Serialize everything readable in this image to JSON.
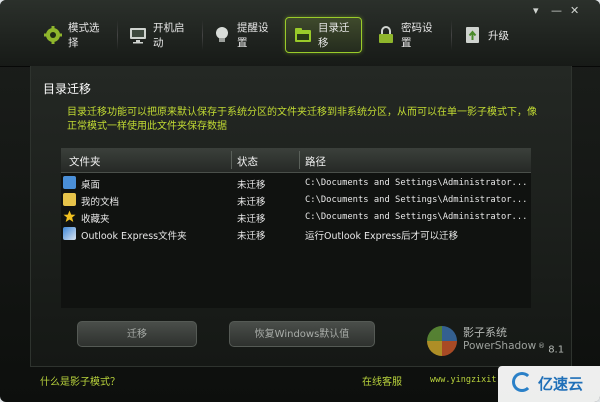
{
  "window": {
    "controls": [
      "▾",
      "—",
      "✕"
    ]
  },
  "tabs": [
    {
      "label": "模式选择",
      "icon": "gear-icon",
      "active": false
    },
    {
      "label": "开机启动",
      "icon": "monitor-icon",
      "active": false
    },
    {
      "label": "提醒设置",
      "icon": "bulb-icon",
      "active": false
    },
    {
      "label": "目录迁移",
      "icon": "folder-icon",
      "active": true
    },
    {
      "label": "密码设置",
      "icon": "lock-icon",
      "active": false
    },
    {
      "label": "升级",
      "icon": "upgrade-icon",
      "active": false
    }
  ],
  "panel": {
    "title": "目录迁移",
    "description": "目录迁移功能可以把原来默认保存于系统分区的文件夹迁移到非系统分区，从而可以在单一影子模式下，像正常模式一样使用此文件夹保存数据"
  },
  "table": {
    "headers": [
      "文件夹",
      "状态",
      "路径"
    ],
    "rows": [
      {
        "name": "桌面",
        "icon": "desktop-icon",
        "status": "未迁移",
        "path": "C:\\Documents and Settings\\Administrator..."
      },
      {
        "name": "我的文档",
        "icon": "documents-icon",
        "status": "未迁移",
        "path": "C:\\Documents and Settings\\Administrator..."
      },
      {
        "name": "收藏夹",
        "icon": "star-icon",
        "status": "未迁移",
        "path": "C:\\Documents and Settings\\Administrator..."
      },
      {
        "name": "Outlook Express文件夹",
        "icon": "outlook-icon",
        "status": "未迁移",
        "path": "运行Outlook Express后才可以迁移"
      }
    ]
  },
  "buttons": {
    "migrate": "迁移",
    "restore": "恢复Windows默认值"
  },
  "logo": {
    "name": "影子系统",
    "product": "PowerShadow",
    "version": "8.1",
    "registered": "®"
  },
  "footer": {
    "help": "什么是影子模式？",
    "support": "在线客服",
    "url": "www.yingzixit"
  },
  "watermark": {
    "text": "亿速云"
  },
  "colors": {
    "accent": "#9acb2a",
    "text_green": "#c2db33"
  }
}
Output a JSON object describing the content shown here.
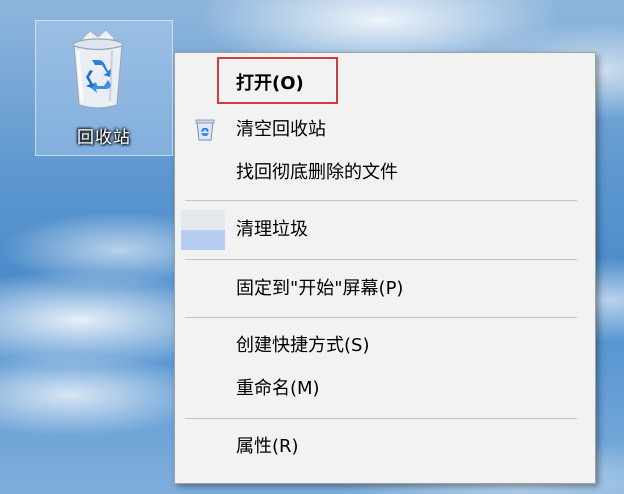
{
  "desktop": {
    "recycle_bin": {
      "label": "回收站",
      "icon": "recycle-bin-icon"
    }
  },
  "context_menu": {
    "items": [
      {
        "label": "打开(O)",
        "bold": true,
        "highlighted": true
      },
      {
        "label": "清空回收站",
        "icon": "recycle-bin-small-icon"
      },
      {
        "label": "找回彻底删除的文件"
      },
      {
        "label": "清理垃圾",
        "icon": "cleanup-icon"
      },
      {
        "label": "固定到\"开始\"屏幕(P)"
      },
      {
        "label": "创建快捷方式(S)"
      },
      {
        "label": "重命名(M)"
      },
      {
        "label": "属性(R)"
      }
    ]
  },
  "colors": {
    "highlight_border": "#d23c3c",
    "menu_background": "#f2f2f2",
    "desktop_sky": "#4c8ccb"
  }
}
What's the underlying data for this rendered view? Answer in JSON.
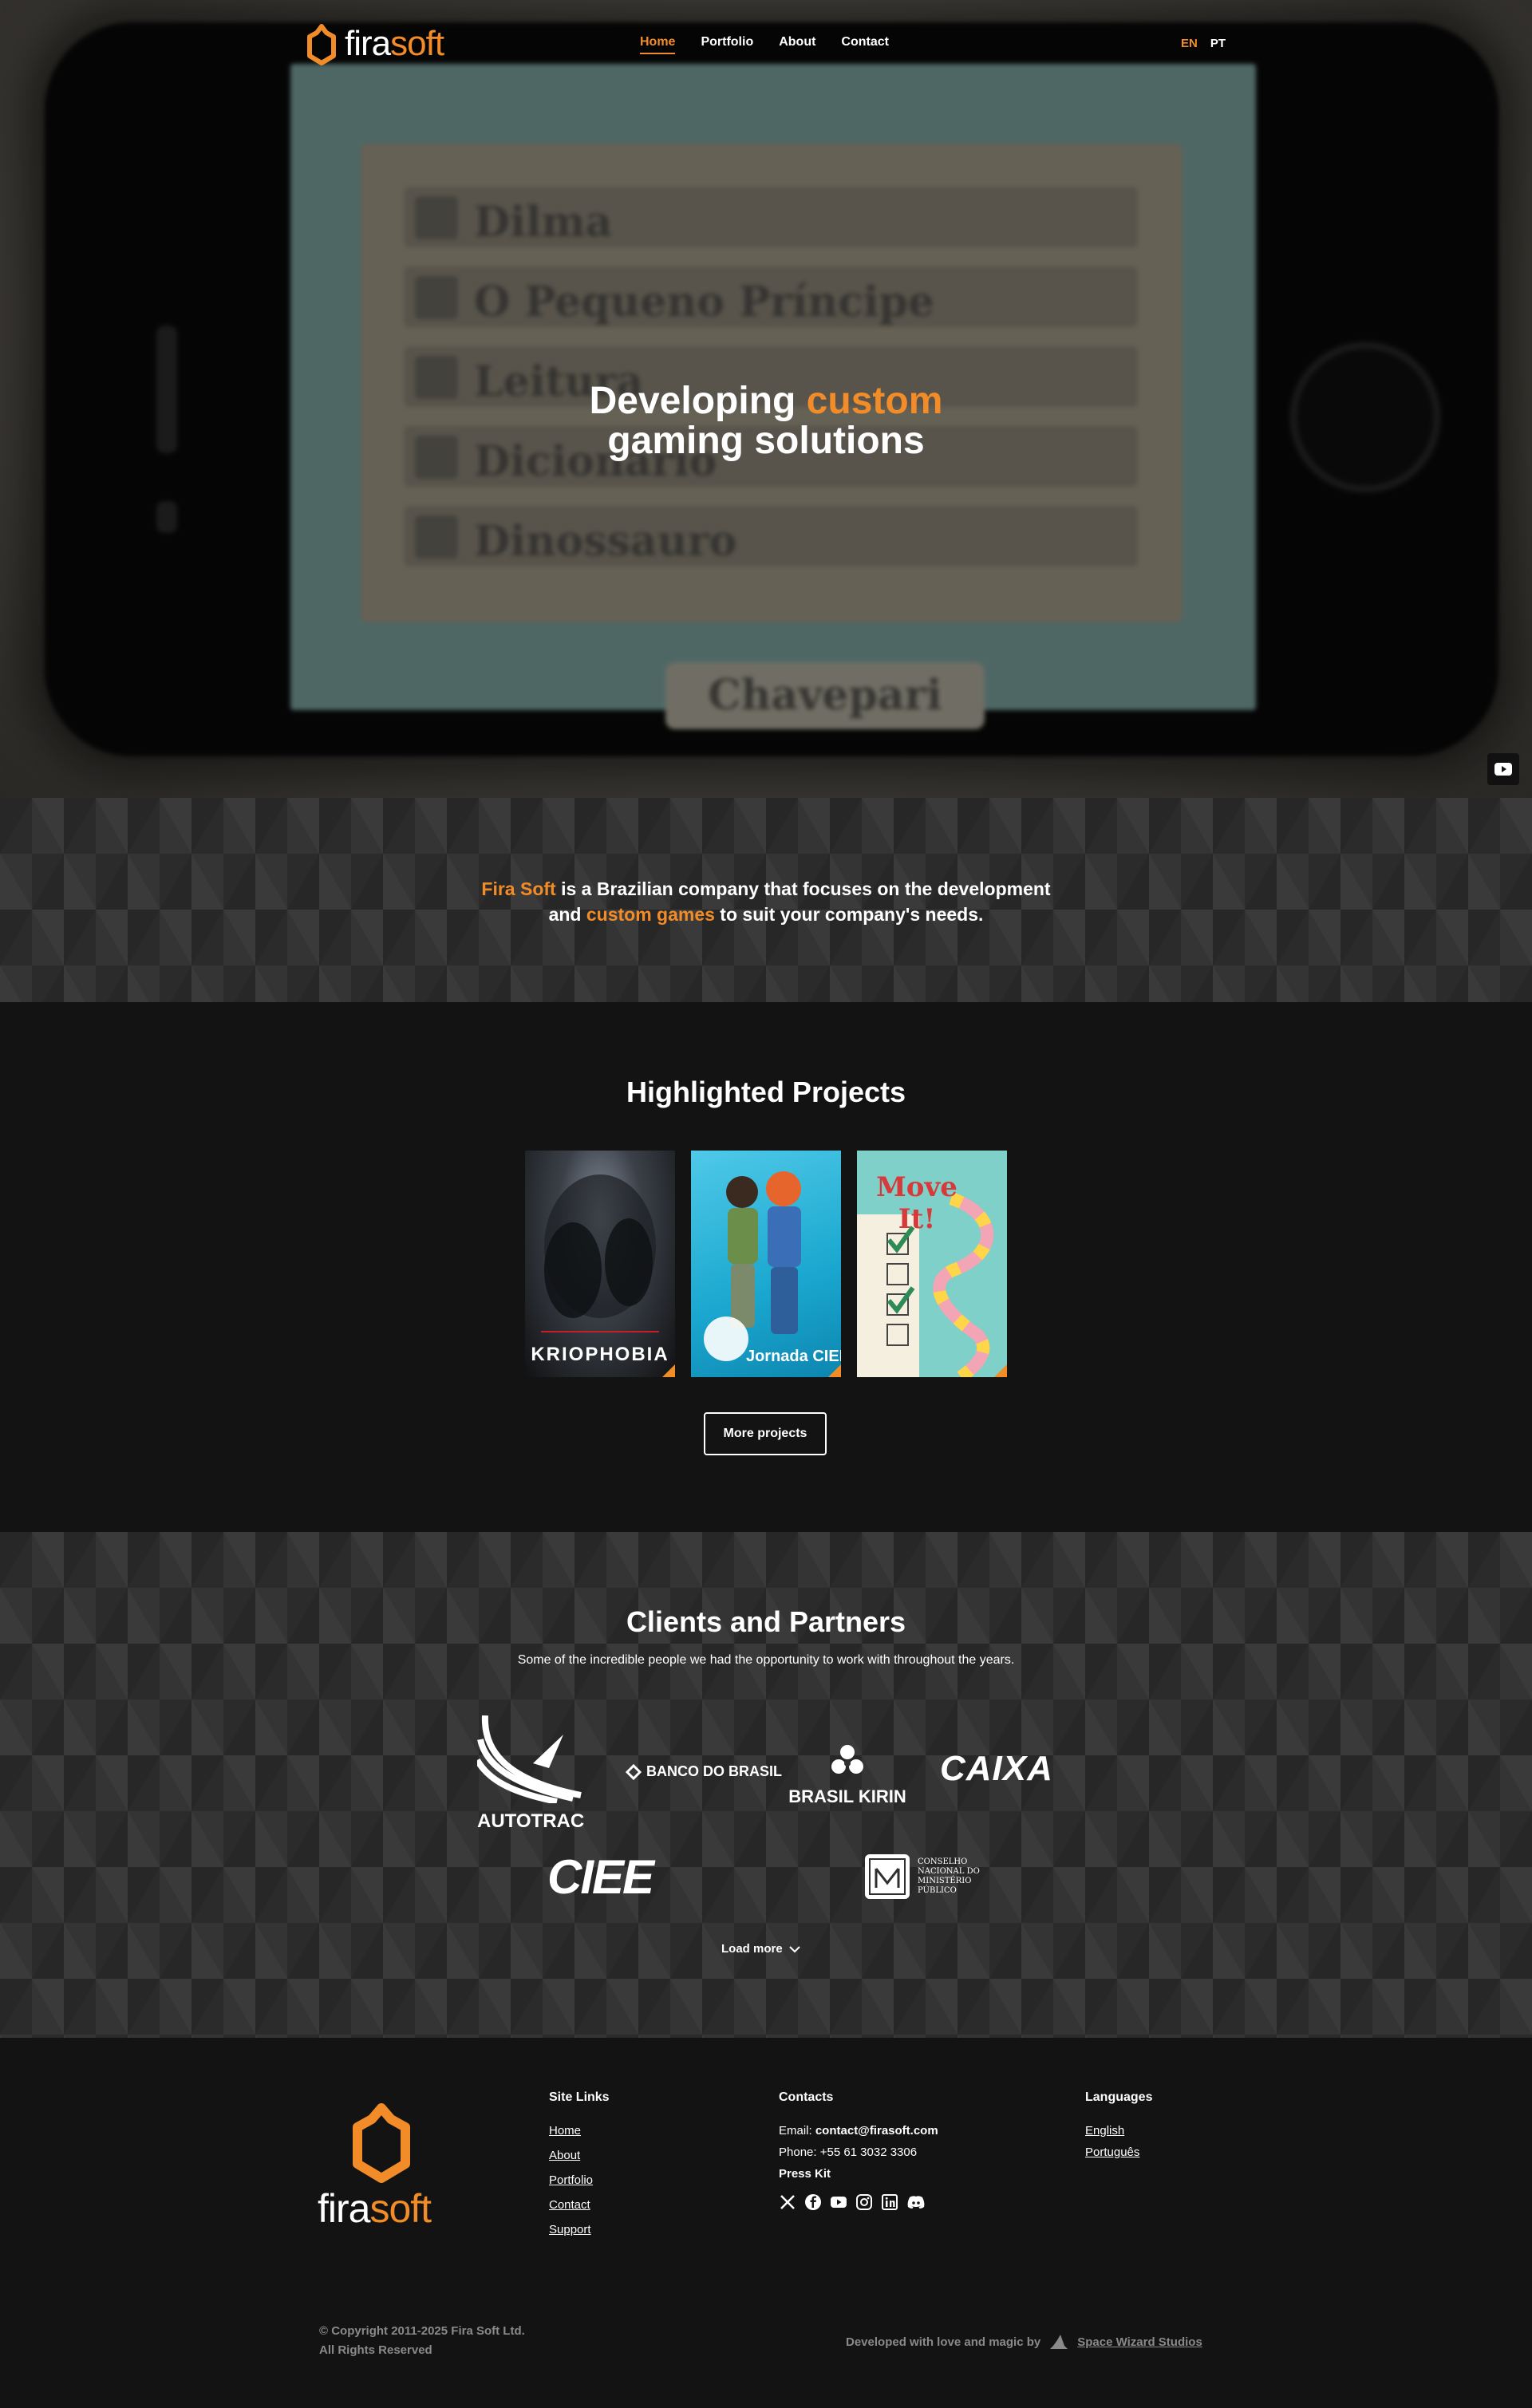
{
  "brand": {
    "name_part1": "fira",
    "name_part2": "soft",
    "accent": "#f28c28"
  },
  "nav": {
    "links": [
      "Home",
      "Portfolio",
      "About",
      "Contact"
    ],
    "active": "Home",
    "languages": [
      "EN",
      "PT"
    ],
    "active_language": "EN"
  },
  "hero": {
    "title_part1": "Developing ",
    "title_accent": "custom",
    "title_line2": "gaming solutions",
    "background_words": [
      "Dilma",
      "O Pequeno Príncipe",
      "Leitura",
      "Dicionário",
      "Dinossauro",
      "Chavepari"
    ]
  },
  "about": {
    "brand": "Fira Soft",
    "text1": " is a Brazilian company that focuses on the development",
    "text2_pre": "and ",
    "text2_accent": "custom games",
    "text2_post": " to suit your company's needs."
  },
  "projects": {
    "title": "Highlighted Projects",
    "cards": [
      "KRIOPHOBIA",
      "Jornada CIEE",
      "Move It!"
    ],
    "more_label": "More projects"
  },
  "clients": {
    "title": "Clients and Partners",
    "subtitle": "Some of the incredible people we had the opportunity to work with throughout the years.",
    "logos": [
      "AUTOTRAC",
      "BANCO DO BRASIL",
      "BRASIL KIRIN",
      "CAIXA",
      "CIEE",
      "CONSELHO NACIONAL DO MINISTÉRIO PÚBLICO"
    ],
    "load_more": "Load more"
  },
  "footer": {
    "site_links_title": "Site Links",
    "site_links": [
      "Home",
      "About",
      "Portfolio",
      "Contact",
      "Support"
    ],
    "contacts_title": "Contacts",
    "email_label": "Email: ",
    "email": "contact@firasoft.com",
    "phone_label": "Phone: ",
    "phone": "+55 61 3032 3306",
    "press_kit": "Press Kit",
    "social_icons": [
      "x-icon",
      "facebook-icon",
      "youtube-icon",
      "instagram-icon",
      "linkedin-icon",
      "discord-icon"
    ],
    "languages_title": "Languages",
    "languages": [
      "English",
      "Português"
    ],
    "copyright_line1": "© Copyright 2011-2025 Fira Soft Ltd.",
    "copyright_line2": "All Rights Reserved",
    "credit_text": "Developed with love and magic by",
    "credit_studio": "Space Wizard Studios"
  }
}
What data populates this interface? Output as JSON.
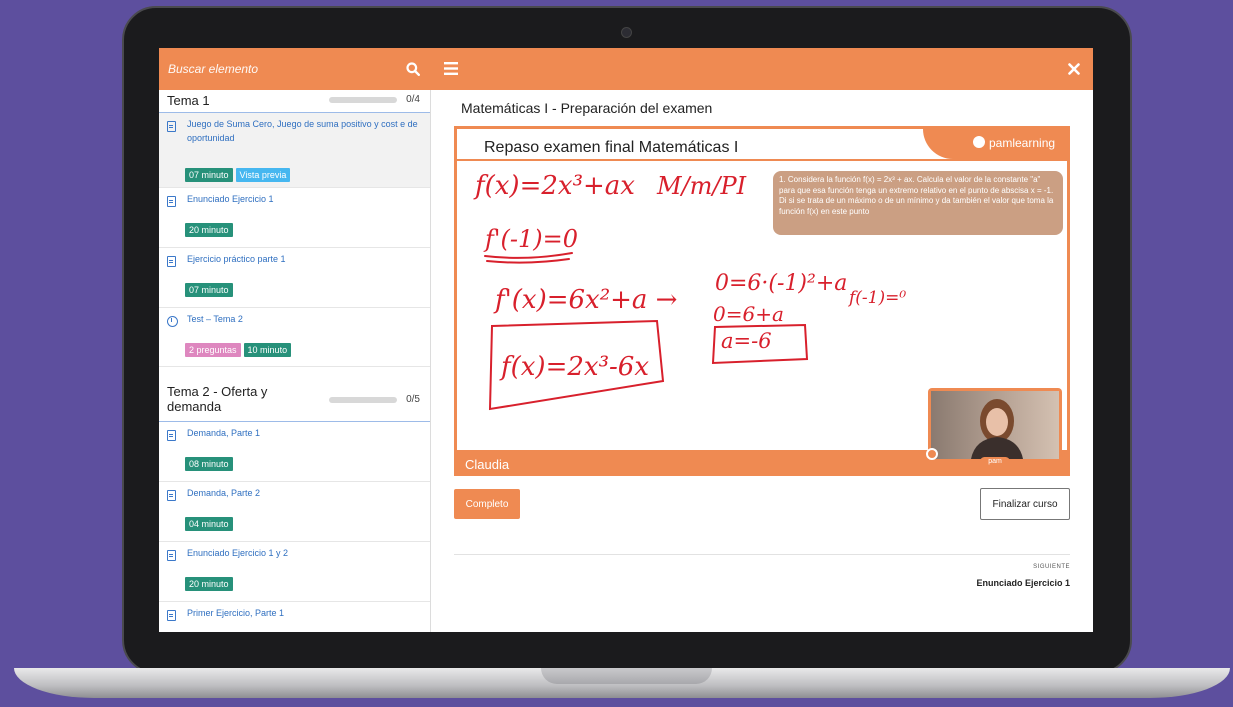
{
  "search": {
    "placeholder": "Buscar elemento"
  },
  "sidebar": {
    "sections": [
      {
        "title": "Tema 1",
        "progress": {
          "label": "0/4",
          "fraction": 0
        },
        "lessons": [
          {
            "title": "Juego de Suma Cero, Juego de suma positivo y cost e de oportunidad",
            "icon": "document-icon",
            "badges": [
              "07 minuto",
              "Vista previa"
            ]
          },
          {
            "title": "Enunciado Ejercicio 1",
            "icon": "document-icon",
            "badges": [
              "20 minuto"
            ]
          },
          {
            "title": "Ejercicio práctico parte 1",
            "icon": "document-icon",
            "badges": [
              "07 minuto"
            ]
          },
          {
            "title": "Test – Tema 2",
            "icon": "clock-icon",
            "badges": [
              "2 preguntas",
              "10 minuto"
            ]
          }
        ]
      },
      {
        "title": "Tema 2 - Oferta y demanda",
        "progress": {
          "label": "0/5",
          "fraction": 0
        },
        "lessons": [
          {
            "title": "Demanda, Parte 1",
            "icon": "document-icon",
            "badges": [
              "08 minuto"
            ]
          },
          {
            "title": "Demanda, Parte 2",
            "icon": "document-icon",
            "badges": [
              "04 minuto"
            ]
          },
          {
            "title": "Enunciado Ejercicio 1 y 2",
            "icon": "document-icon",
            "badges": [
              "20 minuto"
            ]
          },
          {
            "title": "Primer Ejercicio, Parte 1",
            "icon": "document-icon",
            "badges": []
          }
        ]
      }
    ]
  },
  "main": {
    "title": "Matemáticas I - Preparación del examen",
    "video": {
      "slide_title": "Repaso examen final Matemáticas I",
      "brand": "pamlearning",
      "question": "1.  Considera la función f(x) = 2x³ + ax. Calcula el valor de la constante \"a\" para que esa función tenga un extremo relativo en el punto de abscisa x = -1. Di si se trata de un máximo o de un mínimo y da también el valor que toma la función f(x) en este punto",
      "handwriting": [
        "f(x)=2x³+ax",
        "M/m/PI",
        "f'(-1)=0",
        "f'(x)=6x²+a →",
        "0=6·(-1)²+a",
        "f(-1)=⁰",
        "0=6+a",
        "a=-6",
        "f(x)=2x³-6x"
      ],
      "speaker": "Claudia",
      "webcam_label": "pam"
    },
    "complete_label": "Completo",
    "finish_label": "Finalizar curso",
    "next": {
      "label": "SIGUIENTE",
      "title": "Enunciado Ejercicio 1"
    }
  },
  "colors": {
    "accent": "#ef8a52",
    "badge_green": "#27917a",
    "badge_blue": "#46b7f0",
    "badge_pink": "#de87bf",
    "link": "#2f6fc0",
    "ink": "#d8202c",
    "background": "#5d4f9e"
  },
  "icons": {
    "search": "search-icon",
    "menu": "hamburger-menu-icon",
    "close": "close-icon"
  }
}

- - - - - - -

SHORT TASK: Show every line from the entries above in which the word "with" appears.

SOLVED PROBLEM:
    "subtitle": "Some of the incredible people we had the opportunity to work with throughout the years.",
    "credit_text": "Developed with love and magic by",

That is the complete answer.